### WRITTEN TASK
Below you will find a set of lines. Repeat them all exactly.

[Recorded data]
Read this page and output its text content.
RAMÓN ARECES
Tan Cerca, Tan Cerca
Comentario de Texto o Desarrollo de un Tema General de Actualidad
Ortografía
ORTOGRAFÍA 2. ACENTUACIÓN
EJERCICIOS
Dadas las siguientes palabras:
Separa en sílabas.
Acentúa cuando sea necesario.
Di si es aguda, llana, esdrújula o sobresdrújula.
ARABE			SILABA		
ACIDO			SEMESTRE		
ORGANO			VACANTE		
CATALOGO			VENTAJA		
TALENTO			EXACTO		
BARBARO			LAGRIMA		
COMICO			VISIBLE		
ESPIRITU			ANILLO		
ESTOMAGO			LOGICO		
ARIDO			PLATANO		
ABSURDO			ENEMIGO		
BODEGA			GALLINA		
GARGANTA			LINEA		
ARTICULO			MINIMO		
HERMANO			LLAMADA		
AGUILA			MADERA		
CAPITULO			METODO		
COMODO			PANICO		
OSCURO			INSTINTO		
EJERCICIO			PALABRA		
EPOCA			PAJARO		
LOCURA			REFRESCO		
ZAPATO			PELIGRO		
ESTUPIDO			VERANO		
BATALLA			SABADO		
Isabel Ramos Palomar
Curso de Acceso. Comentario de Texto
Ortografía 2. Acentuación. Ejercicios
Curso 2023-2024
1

### EXERCISE RESPONSE
Read this page and output its text content.
RAMÓN ARECES
Tan Cerca, Tan Cerca
Comentario de Texto o Desarrollo de un Tema General de Actualidad
Ortografía
ORTOGRAFÍA 2. ACENTUACIÓN
EJERCICIOS
Dadas las siguientes palabras:
Separa en sílabas.
Acentúa cuando sea necesario.
Di si es aguda, llana, esdrújula o sobresdrújula.
ARABE			SILABA		
ACIDO			SEMESTRE		
ORGANO			VACANTE		
CATALOGO			VENTAJA		
TALENTO			EXACTO		
BARBARO			LAGRIMA		
COMICO			VISIBLE		
ESPIRITU			ANILLO		
ESTOMAGO			LOGICO		
ARIDO			PLATANO		
ABSURDO			ENEMIGO		
BODEGA			GALLINA		
GARGANTA			LINEA		
ARTICULO			MINIMO		
HERMANO			LLAMADA		
AGUILA			MADERA		
CAPITULO			METODO		
COMODO			PANICO		
OSCURO			INSTINTO		
EJERCICIO			PALABRA		
EPOCA			PAJARO		
LOCURA			REFRESCO		
ZAPATO			PELIGRO		
ESTUPIDO			VERANO		
BATALLA			SABADO		
Isabel Ramos Palomar
Curso de Acceso. Comentario de Texto
Ortografía 2. Acentuación. Ejercicios
Curso 2023-2024
1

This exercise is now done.